■ INSTRUCTION
Repeat every line of the listing below exactly, minus the pictures.

■ STORED DATA
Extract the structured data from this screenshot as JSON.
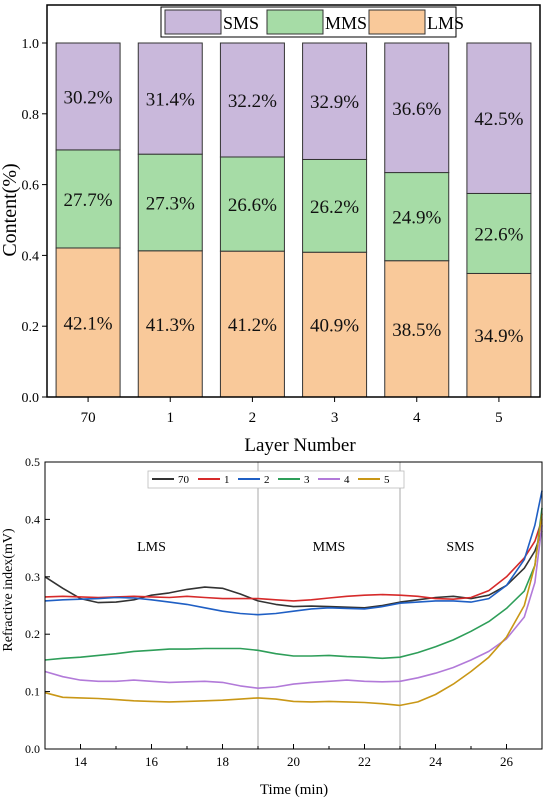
{
  "chart_data": [
    {
      "type": "bar",
      "stacked": true,
      "xlabel": "Layer Number",
      "ylabel": "Content(%)",
      "categories": [
        "70",
        "1",
        "2",
        "3",
        "4",
        "5"
      ],
      "ylim": [
        0,
        1.0
      ],
      "yticks": [
        "0.0",
        "0.2",
        "0.4",
        "0.6",
        "0.8",
        "1.0"
      ],
      "series": [
        {
          "name": "LMS",
          "color": "#f9c99a",
          "values": [
            0.421,
            0.413,
            0.412,
            0.409,
            0.385,
            0.349
          ],
          "labels": [
            "42.1%",
            "41.3%",
            "41.2%",
            "40.9%",
            "38.5%",
            "34.9%"
          ]
        },
        {
          "name": "MMS",
          "color": "#a6dca6",
          "values": [
            0.277,
            0.273,
            0.266,
            0.262,
            0.249,
            0.226
          ],
          "labels": [
            "27.7%",
            "27.3%",
            "26.6%",
            "26.2%",
            "24.9%",
            "22.6%"
          ]
        },
        {
          "name": "SMS",
          "color": "#c9b8db",
          "values": [
            0.302,
            0.314,
            0.322,
            0.329,
            0.366,
            0.425
          ],
          "labels": [
            "30.2%",
            "31.4%",
            "32.2%",
            "32.9%",
            "36.6%",
            "42.5%"
          ]
        }
      ],
      "legend": {
        "position": "top",
        "order": [
          "SMS",
          "MMS",
          "LMS"
        ]
      }
    },
    {
      "type": "line",
      "xlabel": "Time (min)",
      "ylabel": "Refractive index(mV)",
      "xlim": [
        13,
        27
      ],
      "ylim": [
        0,
        0.5
      ],
      "xticks": [
        "14",
        "16",
        "18",
        "20",
        "22",
        "24",
        "26"
      ],
      "yticks": [
        "0.0",
        "0.1",
        "0.2",
        "0.3",
        "0.4",
        "0.5"
      ],
      "region_dividers": [
        19,
        23
      ],
      "region_labels": [
        {
          "text": "LMS",
          "x": 16,
          "y": 0.345
        },
        {
          "text": "MMS",
          "x": 21,
          "y": 0.345
        },
        {
          "text": "SMS",
          "x": 24.7,
          "y": 0.345
        }
      ],
      "legend": {
        "position": "top"
      },
      "series": [
        {
          "name": "70",
          "color": "#333333",
          "x": [
            13,
            13.5,
            14,
            14.5,
            15,
            15.5,
            16,
            16.5,
            17,
            17.5,
            18,
            18.5,
            19,
            19.5,
            20,
            20.5,
            21,
            21.5,
            22,
            22.5,
            23,
            23.5,
            24,
            24.5,
            25,
            25.5,
            26,
            26.5,
            26.8,
            27
          ],
          "y": [
            0.3,
            0.28,
            0.262,
            0.255,
            0.256,
            0.26,
            0.268,
            0.272,
            0.278,
            0.282,
            0.28,
            0.27,
            0.258,
            0.252,
            0.248,
            0.249,
            0.248,
            0.247,
            0.246,
            0.25,
            0.256,
            0.26,
            0.264,
            0.266,
            0.262,
            0.268,
            0.285,
            0.315,
            0.345,
            0.38
          ]
        },
        {
          "name": "1",
          "color": "#d62a2a",
          "x": [
            13,
            13.5,
            14,
            14.5,
            15,
            15.5,
            16,
            16.5,
            17,
            17.5,
            18,
            18.5,
            19,
            19.5,
            20,
            20.5,
            21,
            21.5,
            22,
            22.5,
            23,
            23.5,
            24,
            24.5,
            25,
            25.5,
            26,
            26.5,
            26.8,
            27
          ],
          "y": [
            0.265,
            0.266,
            0.265,
            0.264,
            0.265,
            0.266,
            0.265,
            0.264,
            0.266,
            0.264,
            0.262,
            0.262,
            0.262,
            0.26,
            0.258,
            0.26,
            0.263,
            0.266,
            0.268,
            0.269,
            0.268,
            0.266,
            0.262,
            0.261,
            0.264,
            0.276,
            0.3,
            0.333,
            0.362,
            0.4
          ]
        },
        {
          "name": "2",
          "color": "#1f5fc4",
          "x": [
            13,
            13.5,
            14,
            14.5,
            15,
            15.5,
            16,
            16.5,
            17,
            17.5,
            18,
            18.5,
            19,
            19.5,
            20,
            20.5,
            21,
            21.5,
            22,
            22.5,
            23,
            23.5,
            24,
            24.5,
            25,
            25.5,
            26,
            26.5,
            26.8,
            27
          ],
          "y": [
            0.258,
            0.26,
            0.261,
            0.262,
            0.264,
            0.263,
            0.26,
            0.256,
            0.252,
            0.246,
            0.24,
            0.236,
            0.234,
            0.236,
            0.24,
            0.244,
            0.246,
            0.245,
            0.244,
            0.248,
            0.254,
            0.256,
            0.258,
            0.258,
            0.256,
            0.262,
            0.285,
            0.33,
            0.39,
            0.45
          ]
        },
        {
          "name": "3",
          "color": "#2e9e59",
          "x": [
            13,
            13.5,
            14,
            14.5,
            15,
            15.5,
            16,
            16.5,
            17,
            17.5,
            18,
            18.5,
            19,
            19.5,
            20,
            20.5,
            21,
            21.5,
            22,
            22.5,
            23,
            23.5,
            24,
            24.5,
            25,
            25.5,
            26,
            26.5,
            26.8,
            27
          ],
          "y": [
            0.155,
            0.158,
            0.16,
            0.163,
            0.166,
            0.17,
            0.172,
            0.174,
            0.174,
            0.175,
            0.175,
            0.175,
            0.172,
            0.166,
            0.162,
            0.162,
            0.163,
            0.161,
            0.16,
            0.158,
            0.16,
            0.168,
            0.178,
            0.19,
            0.205,
            0.222,
            0.245,
            0.275,
            0.32,
            0.42
          ]
        },
        {
          "name": "4",
          "color": "#b27ad9",
          "x": [
            13,
            13.5,
            14,
            14.5,
            15,
            15.5,
            16,
            16.5,
            17,
            17.5,
            18,
            18.5,
            19,
            19.5,
            20,
            20.5,
            21,
            21.5,
            22,
            22.5,
            23,
            23.5,
            24,
            24.5,
            25,
            25.5,
            26,
            26.5,
            26.8,
            27
          ],
          "y": [
            0.135,
            0.126,
            0.12,
            0.118,
            0.118,
            0.12,
            0.118,
            0.116,
            0.117,
            0.118,
            0.116,
            0.11,
            0.106,
            0.108,
            0.113,
            0.116,
            0.118,
            0.12,
            0.118,
            0.117,
            0.118,
            0.124,
            0.132,
            0.142,
            0.155,
            0.17,
            0.192,
            0.23,
            0.29,
            0.39
          ]
        },
        {
          "name": "5",
          "color": "#c99716",
          "x": [
            13,
            13.5,
            14,
            14.5,
            15,
            15.5,
            16,
            16.5,
            17,
            17.5,
            18,
            18.5,
            19,
            19.5,
            20,
            20.5,
            21,
            21.5,
            22,
            22.5,
            23,
            23.5,
            24,
            24.5,
            25,
            25.5,
            26,
            26.5,
            26.8,
            27
          ],
          "y": [
            0.098,
            0.09,
            0.089,
            0.088,
            0.086,
            0.084,
            0.083,
            0.082,
            0.083,
            0.084,
            0.085,
            0.087,
            0.089,
            0.087,
            0.083,
            0.082,
            0.083,
            0.082,
            0.081,
            0.079,
            0.076,
            0.082,
            0.095,
            0.113,
            0.135,
            0.16,
            0.195,
            0.25,
            0.32,
            0.41
          ]
        }
      ]
    }
  ]
}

■ RESPONSE TO THIS TASK
Extract the structured data from this screenshot as JSON.
{
  "chart_data": [
    {
      "type": "bar",
      "stacked": true,
      "xlabel": "Layer Number",
      "ylabel": "Content(%)",
      "categories": [
        "70",
        "1",
        "2",
        "3",
        "4",
        "5"
      ],
      "ylim": [
        0,
        1.0
      ],
      "yticks": [
        "0.0",
        "0.2",
        "0.4",
        "0.6",
        "0.8",
        "1.0"
      ],
      "series": [
        {
          "name": "LMS",
          "color": "#f9c99a",
          "values": [
            0.421,
            0.413,
            0.412,
            0.409,
            0.385,
            0.349
          ],
          "labels": [
            "42.1%",
            "41.3%",
            "41.2%",
            "40.9%",
            "38.5%",
            "34.9%"
          ]
        },
        {
          "name": "MMS",
          "color": "#a6dca6",
          "values": [
            0.277,
            0.273,
            0.266,
            0.262,
            0.249,
            0.226
          ],
          "labels": [
            "27.7%",
            "27.3%",
            "26.6%",
            "26.2%",
            "24.9%",
            "22.6%"
          ]
        },
        {
          "name": "SMS",
          "color": "#c9b8db",
          "values": [
            0.302,
            0.314,
            0.322,
            0.329,
            0.366,
            0.425
          ],
          "labels": [
            "30.2%",
            "31.4%",
            "32.2%",
            "32.9%",
            "36.6%",
            "42.5%"
          ]
        }
      ],
      "legend": {
        "position": "top",
        "order": [
          "SMS",
          "MMS",
          "LMS"
        ]
      }
    },
    {
      "type": "line",
      "xlabel": "Time (min)",
      "ylabel": "Refractive index(mV)",
      "xlim": [
        13,
        27
      ],
      "ylim": [
        0,
        0.5
      ],
      "xticks": [
        "14",
        "16",
        "18",
        "20",
        "22",
        "24",
        "26"
      ],
      "yticks": [
        "0.0",
        "0.1",
        "0.2",
        "0.3",
        "0.4",
        "0.5"
      ],
      "region_dividers": [
        19,
        23
      ],
      "region_labels": [
        {
          "text": "LMS",
          "x": 16,
          "y": 0.345
        },
        {
          "text": "MMS",
          "x": 21,
          "y": 0.345
        },
        {
          "text": "SMS",
          "x": 24.7,
          "y": 0.345
        }
      ],
      "legend": {
        "position": "top"
      },
      "series": [
        {
          "name": "70",
          "color": "#333333",
          "x": [
            13,
            13.5,
            14,
            14.5,
            15,
            15.5,
            16,
            16.5,
            17,
            17.5,
            18,
            18.5,
            19,
            19.5,
            20,
            20.5,
            21,
            21.5,
            22,
            22.5,
            23,
            23.5,
            24,
            24.5,
            25,
            25.5,
            26,
            26.5,
            26.8,
            27
          ],
          "y": [
            0.3,
            0.28,
            0.262,
            0.255,
            0.256,
            0.26,
            0.268,
            0.272,
            0.278,
            0.282,
            0.28,
            0.27,
            0.258,
            0.252,
            0.248,
            0.249,
            0.248,
            0.247,
            0.246,
            0.25,
            0.256,
            0.26,
            0.264,
            0.266,
            0.262,
            0.268,
            0.285,
            0.315,
            0.345,
            0.38
          ]
        },
        {
          "name": "1",
          "color": "#d62a2a",
          "x": [
            13,
            13.5,
            14,
            14.5,
            15,
            15.5,
            16,
            16.5,
            17,
            17.5,
            18,
            18.5,
            19,
            19.5,
            20,
            20.5,
            21,
            21.5,
            22,
            22.5,
            23,
            23.5,
            24,
            24.5,
            25,
            25.5,
            26,
            26.5,
            26.8,
            27
          ],
          "y": [
            0.265,
            0.266,
            0.265,
            0.264,
            0.265,
            0.266,
            0.265,
            0.264,
            0.266,
            0.264,
            0.262,
            0.262,
            0.262,
            0.26,
            0.258,
            0.26,
            0.263,
            0.266,
            0.268,
            0.269,
            0.268,
            0.266,
            0.262,
            0.261,
            0.264,
            0.276,
            0.3,
            0.333,
            0.362,
            0.4
          ]
        },
        {
          "name": "2",
          "color": "#1f5fc4",
          "x": [
            13,
            13.5,
            14,
            14.5,
            15,
            15.5,
            16,
            16.5,
            17,
            17.5,
            18,
            18.5,
            19,
            19.5,
            20,
            20.5,
            21,
            21.5,
            22,
            22.5,
            23,
            23.5,
            24,
            24.5,
            25,
            25.5,
            26,
            26.5,
            26.8,
            27
          ],
          "y": [
            0.258,
            0.26,
            0.261,
            0.262,
            0.264,
            0.263,
            0.26,
            0.256,
            0.252,
            0.246,
            0.24,
            0.236,
            0.234,
            0.236,
            0.24,
            0.244,
            0.246,
            0.245,
            0.244,
            0.248,
            0.254,
            0.256,
            0.258,
            0.258,
            0.256,
            0.262,
            0.285,
            0.33,
            0.39,
            0.45
          ]
        },
        {
          "name": "3",
          "color": "#2e9e59",
          "x": [
            13,
            13.5,
            14,
            14.5,
            15,
            15.5,
            16,
            16.5,
            17,
            17.5,
            18,
            18.5,
            19,
            19.5,
            20,
            20.5,
            21,
            21.5,
            22,
            22.5,
            23,
            23.5,
            24,
            24.5,
            25,
            25.5,
            26,
            26.5,
            26.8,
            27
          ],
          "y": [
            0.155,
            0.158,
            0.16,
            0.163,
            0.166,
            0.17,
            0.172,
            0.174,
            0.174,
            0.175,
            0.175,
            0.175,
            0.172,
            0.166,
            0.162,
            0.162,
            0.163,
            0.161,
            0.16,
            0.158,
            0.16,
            0.168,
            0.178,
            0.19,
            0.205,
            0.222,
            0.245,
            0.275,
            0.32,
            0.42
          ]
        },
        {
          "name": "4",
          "color": "#b27ad9",
          "x": [
            13,
            13.5,
            14,
            14.5,
            15,
            15.5,
            16,
            16.5,
            17,
            17.5,
            18,
            18.5,
            19,
            19.5,
            20,
            20.5,
            21,
            21.5,
            22,
            22.5,
            23,
            23.5,
            24,
            24.5,
            25,
            25.5,
            26,
            26.5,
            26.8,
            27
          ],
          "y": [
            0.135,
            0.126,
            0.12,
            0.118,
            0.118,
            0.12,
            0.118,
            0.116,
            0.117,
            0.118,
            0.116,
            0.11,
            0.106,
            0.108,
            0.113,
            0.116,
            0.118,
            0.12,
            0.118,
            0.117,
            0.118,
            0.124,
            0.132,
            0.142,
            0.155,
            0.17,
            0.192,
            0.23,
            0.29,
            0.39
          ]
        },
        {
          "name": "5",
          "color": "#c99716",
          "x": [
            13,
            13.5,
            14,
            14.5,
            15,
            15.5,
            16,
            16.5,
            17,
            17.5,
            18,
            18.5,
            19,
            19.5,
            20,
            20.5,
            21,
            21.5,
            22,
            22.5,
            23,
            23.5,
            24,
            24.5,
            25,
            25.5,
            26,
            26.5,
            26.8,
            27
          ],
          "y": [
            0.098,
            0.09,
            0.089,
            0.088,
            0.086,
            0.084,
            0.083,
            0.082,
            0.083,
            0.084,
            0.085,
            0.087,
            0.089,
            0.087,
            0.083,
            0.082,
            0.083,
            0.082,
            0.081,
            0.079,
            0.076,
            0.082,
            0.095,
            0.113,
            0.135,
            0.16,
            0.195,
            0.25,
            0.32,
            0.41
          ]
        }
      ]
    }
  ]
}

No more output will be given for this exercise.